## Begin
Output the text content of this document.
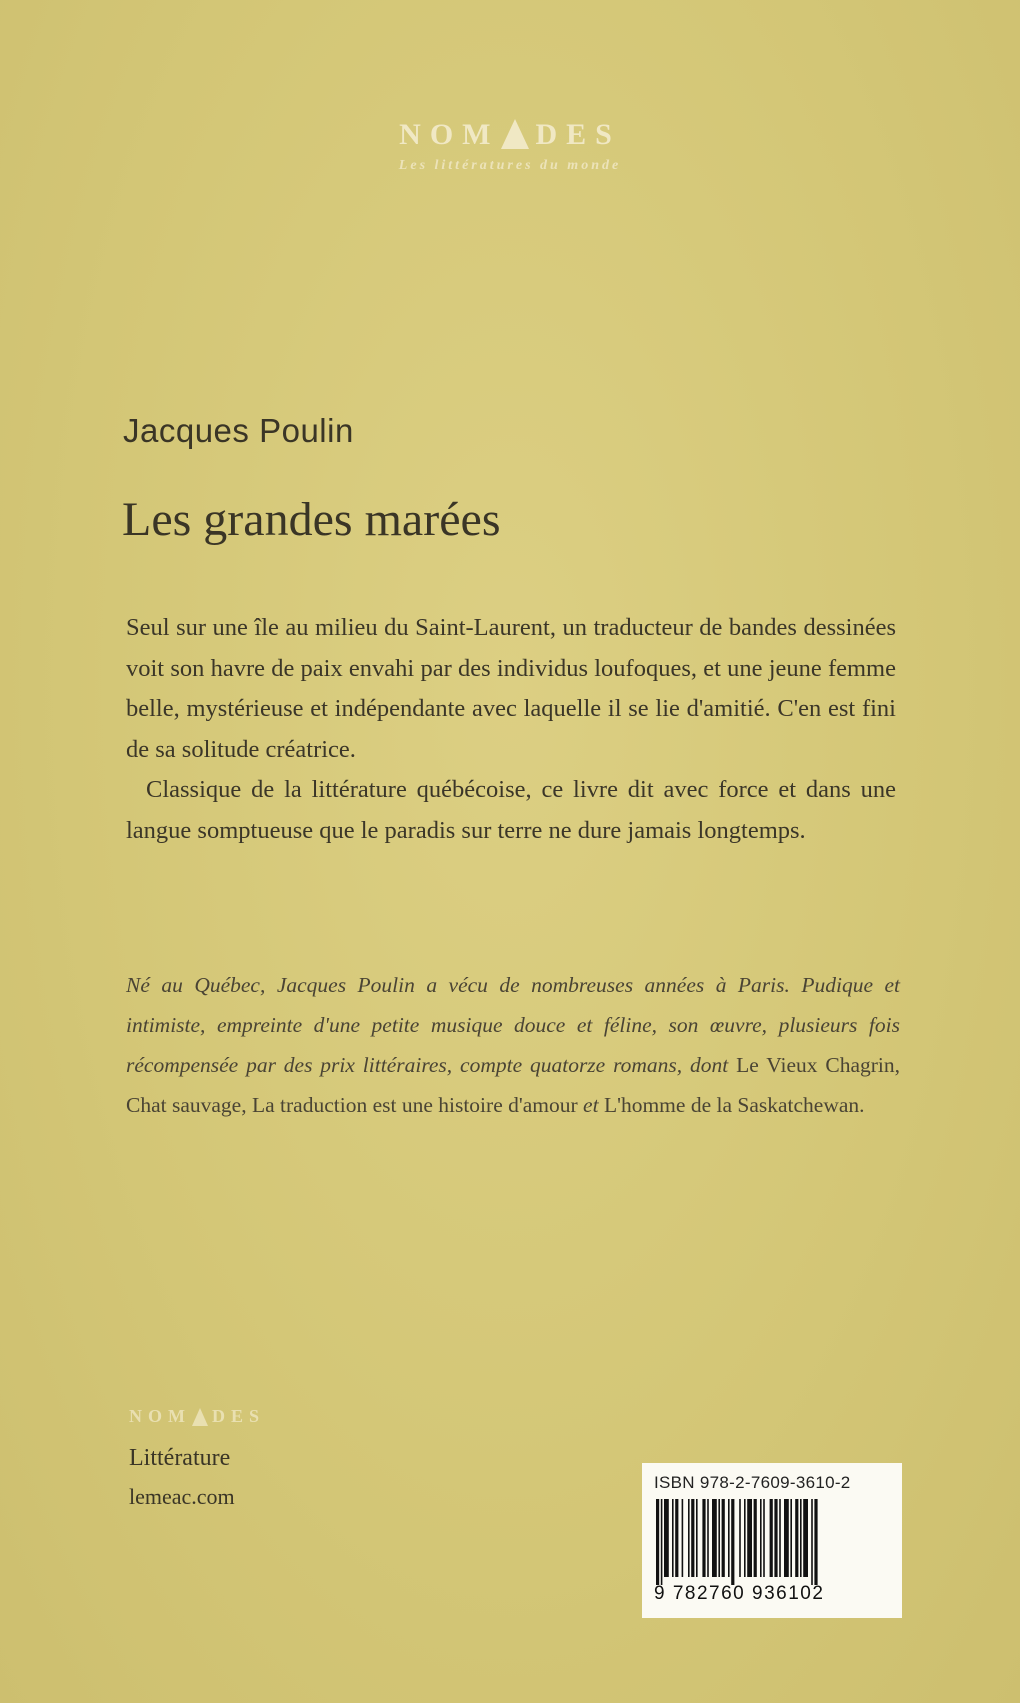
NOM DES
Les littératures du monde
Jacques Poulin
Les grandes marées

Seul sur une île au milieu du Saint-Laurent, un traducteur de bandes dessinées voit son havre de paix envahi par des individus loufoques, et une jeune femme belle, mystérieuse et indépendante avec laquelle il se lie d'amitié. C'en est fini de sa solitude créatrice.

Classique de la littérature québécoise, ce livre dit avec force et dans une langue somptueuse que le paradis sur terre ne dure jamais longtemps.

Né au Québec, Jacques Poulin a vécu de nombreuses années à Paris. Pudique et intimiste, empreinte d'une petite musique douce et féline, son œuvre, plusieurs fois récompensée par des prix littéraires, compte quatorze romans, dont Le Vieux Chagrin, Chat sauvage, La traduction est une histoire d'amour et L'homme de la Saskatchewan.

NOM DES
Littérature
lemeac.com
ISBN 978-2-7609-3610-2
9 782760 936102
## End
__Prompt__
Without the pictures, restate all the entries above exactly.

__Result of the task__
Output the text content of this document.
NOM DES
Les littératures du monde
Jacques Poulin
Les grandes marées

Seul sur une île au milieu du Saint-Laurent, un traducteur de bandes dessinées voit son havre de paix envahi par des individus loufoques, et une jeune femme belle, mystérieuse et indépendante avec laquelle il se lie d'amitié. C'en est fini de sa solitude créatrice.

Classique de la littérature québécoise, ce livre dit avec force et dans une langue somptueuse que le paradis sur terre ne dure jamais longtemps.

Né au Québec, Jacques Poulin a vécu de nombreuses années à Paris. Pudique et intimiste, empreinte d'une petite musique douce et féline, son œuvre, plusieurs fois récompensée par des prix littéraires, compte quatorze romans, dont Le Vieux Chagrin, Chat sauvage, La traduction est une histoire d'amour et L'homme de la Saskatchewan.

NOM DES
Littérature
lemeac.com
ISBN 978-2-7609-3610-2
9 782760 936102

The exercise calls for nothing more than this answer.